- **Task description**: Repeat every record below exactly, omitting any pictures.

- **Figure dataset records**:
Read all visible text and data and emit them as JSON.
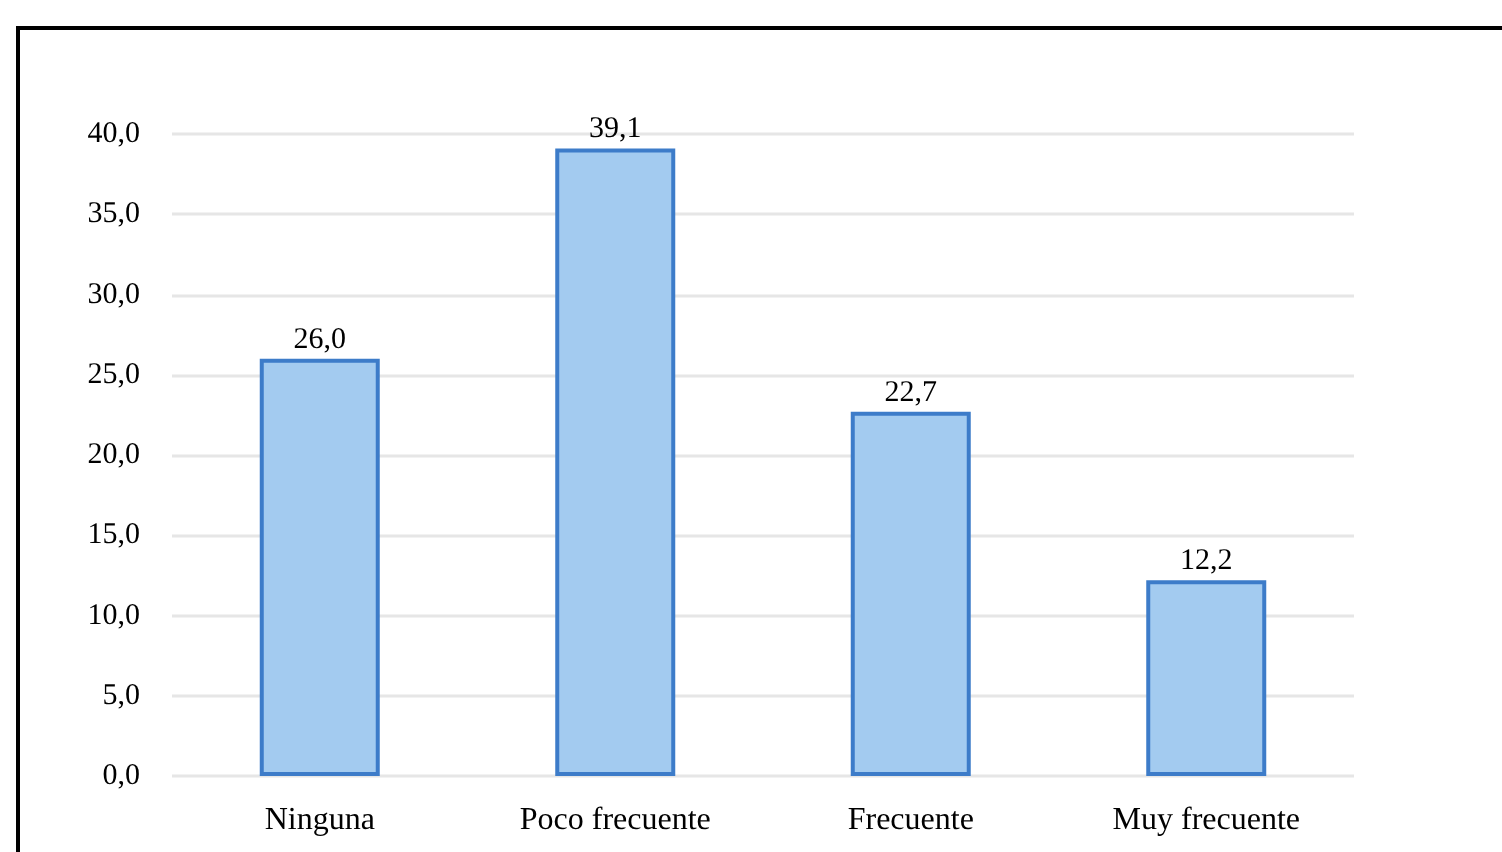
{
  "chart_data": {
    "type": "bar",
    "categories": [
      "Ninguna",
      "Poco frecuente",
      "Frecuente",
      "Muy frecuente"
    ],
    "values": [
      26.0,
      39.1,
      22.7,
      12.2
    ],
    "value_labels": [
      "26,0",
      "39,1",
      "22,7",
      "12,2"
    ],
    "color": "#a3cbf0",
    "ylim": [
      0,
      40
    ],
    "yticks": [
      {
        "value": 0,
        "label": "0,0"
      },
      {
        "value": 5,
        "label": "5,0"
      },
      {
        "value": 10,
        "label": "10,0"
      },
      {
        "value": 15,
        "label": "15,0"
      },
      {
        "value": 20,
        "label": "20,0"
      },
      {
        "value": 25,
        "label": "25,0"
      },
      {
        "value": 30,
        "label": "30,0"
      },
      {
        "value": 35,
        "label": "35,0"
      },
      {
        "value": 40,
        "label": "40,0"
      }
    ],
    "grid": "y"
  }
}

- **Solution for this problem**:
Read all visible text and data and emit them as JSON.
{
  "chart_data": {
    "type": "bar",
    "categories": [
      "Ninguna",
      "Poco frecuente",
      "Frecuente",
      "Muy frecuente"
    ],
    "values": [
      26.0,
      39.1,
      22.7,
      12.2
    ],
    "value_labels": [
      "26,0",
      "39,1",
      "22,7",
      "12,2"
    ],
    "color": "#a3cbf0",
    "ylim": [
      0,
      40
    ],
    "yticks": [
      {
        "value": 0,
        "label": "0,0"
      },
      {
        "value": 5,
        "label": "5,0"
      },
      {
        "value": 10,
        "label": "10,0"
      },
      {
        "value": 15,
        "label": "15,0"
      },
      {
        "value": 20,
        "label": "20,0"
      },
      {
        "value": 25,
        "label": "25,0"
      },
      {
        "value": 30,
        "label": "30,0"
      },
      {
        "value": 35,
        "label": "35,0"
      },
      {
        "value": 40,
        "label": "40,0"
      }
    ],
    "grid": "y"
  }
}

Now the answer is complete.